Find each line with the string "title" and report it.

- RECORDS SUPPLIED
________

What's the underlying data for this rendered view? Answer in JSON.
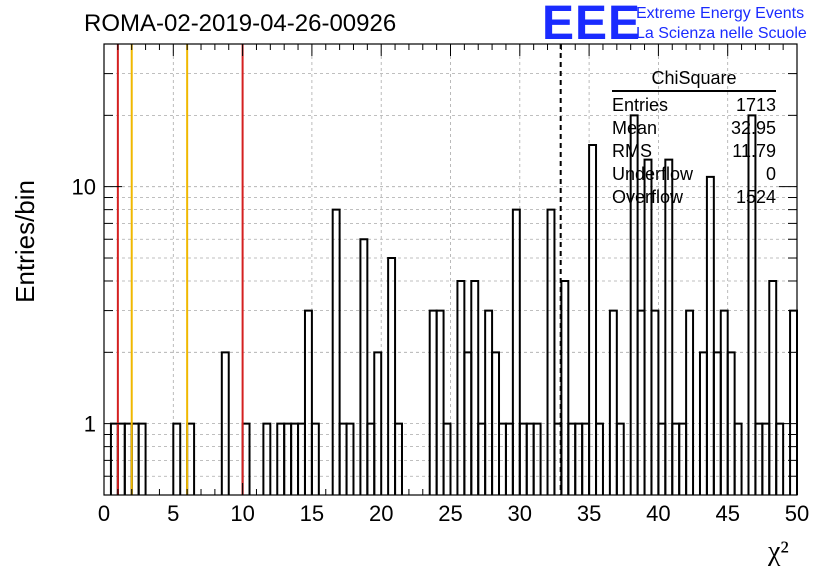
{
  "title": "ROMA-02-2019-04-26-00926",
  "logo": {
    "mark": "EEE",
    "line1": "Extreme Energy Events",
    "line2": "La Scienza nelle Scuole",
    "color": "#1a2bff"
  },
  "stats": {
    "title": "ChiSquare",
    "rows": [
      {
        "label": "Entries",
        "value": "1713"
      },
      {
        "label": "Mean",
        "value": "32.95"
      },
      {
        "label": "RMS",
        "value": "11.79"
      },
      {
        "label": "Underflow",
        "value": "0"
      },
      {
        "label": "Overflow",
        "value": "1524"
      }
    ]
  },
  "chart_data": {
    "type": "bar",
    "histogram": true,
    "log_y": true,
    "grid": true,
    "xlabel": "χ²",
    "ylabel": "Entries/bin",
    "xlim": [
      0,
      50
    ],
    "ylim": [
      0.5,
      40
    ],
    "xticks": [
      0,
      5,
      10,
      15,
      20,
      25,
      30,
      35,
      40,
      45,
      50
    ],
    "yticks": [
      1,
      10
    ],
    "bin_width": 0.5,
    "bins": [
      {
        "x": 0.5,
        "y": 1
      },
      {
        "x": 1.0,
        "y": 1
      },
      {
        "x": 1.5,
        "y": 1
      },
      {
        "x": 2.0,
        "y": 1
      },
      {
        "x": 2.5,
        "y": 1
      },
      {
        "x": 5.0,
        "y": 1
      },
      {
        "x": 6.0,
        "y": 1
      },
      {
        "x": 8.5,
        "y": 2
      },
      {
        "x": 10.0,
        "y": 1
      },
      {
        "x": 11.5,
        "y": 1
      },
      {
        "x": 12.5,
        "y": 1
      },
      {
        "x": 13.0,
        "y": 1
      },
      {
        "x": 13.5,
        "y": 1
      },
      {
        "x": 14.0,
        "y": 1
      },
      {
        "x": 14.5,
        "y": 3
      },
      {
        "x": 15.0,
        "y": 1
      },
      {
        "x": 16.5,
        "y": 8
      },
      {
        "x": 17.0,
        "y": 1
      },
      {
        "x": 17.5,
        "y": 1
      },
      {
        "x": 18.5,
        "y": 6
      },
      {
        "x": 19.0,
        "y": 1
      },
      {
        "x": 19.5,
        "y": 2
      },
      {
        "x": 20.5,
        "y": 5
      },
      {
        "x": 21.0,
        "y": 1
      },
      {
        "x": 23.5,
        "y": 3
      },
      {
        "x": 24.0,
        "y": 3
      },
      {
        "x": 24.5,
        "y": 1
      },
      {
        "x": 25.5,
        "y": 4
      },
      {
        "x": 26.0,
        "y": 2
      },
      {
        "x": 26.5,
        "y": 4
      },
      {
        "x": 27.0,
        "y": 1
      },
      {
        "x": 27.5,
        "y": 3
      },
      {
        "x": 28.0,
        "y": 2
      },
      {
        "x": 28.5,
        "y": 1
      },
      {
        "x": 29.0,
        "y": 1
      },
      {
        "x": 29.5,
        "y": 8
      },
      {
        "x": 30.0,
        "y": 1
      },
      {
        "x": 30.5,
        "y": 1
      },
      {
        "x": 31.0,
        "y": 1
      },
      {
        "x": 32.0,
        "y": 8
      },
      {
        "x": 32.5,
        "y": 1
      },
      {
        "x": 33.0,
        "y": 4
      },
      {
        "x": 33.5,
        "y": 1
      },
      {
        "x": 34.0,
        "y": 1
      },
      {
        "x": 34.5,
        "y": 1
      },
      {
        "x": 35.0,
        "y": 15
      },
      {
        "x": 35.5,
        "y": 1
      },
      {
        "x": 36.5,
        "y": 3
      },
      {
        "x": 37.0,
        "y": 1
      },
      {
        "x": 38.0,
        "y": 20
      },
      {
        "x": 38.5,
        "y": 3
      },
      {
        "x": 39.0,
        "y": 13
      },
      {
        "x": 39.5,
        "y": 3
      },
      {
        "x": 40.0,
        "y": 1
      },
      {
        "x": 40.5,
        "y": 13
      },
      {
        "x": 41.0,
        "y": 1
      },
      {
        "x": 41.5,
        "y": 1
      },
      {
        "x": 42.0,
        "y": 3
      },
      {
        "x": 43.0,
        "y": 2
      },
      {
        "x": 43.5,
        "y": 11
      },
      {
        "x": 44.0,
        "y": 2
      },
      {
        "x": 44.5,
        "y": 3
      },
      {
        "x": 45.0,
        "y": 2
      },
      {
        "x": 45.5,
        "y": 1
      },
      {
        "x": 46.5,
        "y": 20
      },
      {
        "x": 47.0,
        "y": 1
      },
      {
        "x": 47.5,
        "y": 1
      },
      {
        "x": 48.0,
        "y": 4
      },
      {
        "x": 48.5,
        "y": 1
      },
      {
        "x": 49.5,
        "y": 3
      }
    ],
    "reference_lines": [
      {
        "x": 1.0,
        "color": "#d42020",
        "style": "solid"
      },
      {
        "x": 2.0,
        "color": "#f0b800",
        "style": "solid"
      },
      {
        "x": 6.0,
        "color": "#f0b800",
        "style": "solid"
      },
      {
        "x": 10.0,
        "color": "#d42020",
        "style": "solid"
      },
      {
        "x": 32.95,
        "color": "#000000",
        "style": "dashed"
      }
    ]
  }
}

________

- EXERCISE OUTPUT
  "title": "ROMA-02-2019-04-26-00926",
    "title": "ChiSquare",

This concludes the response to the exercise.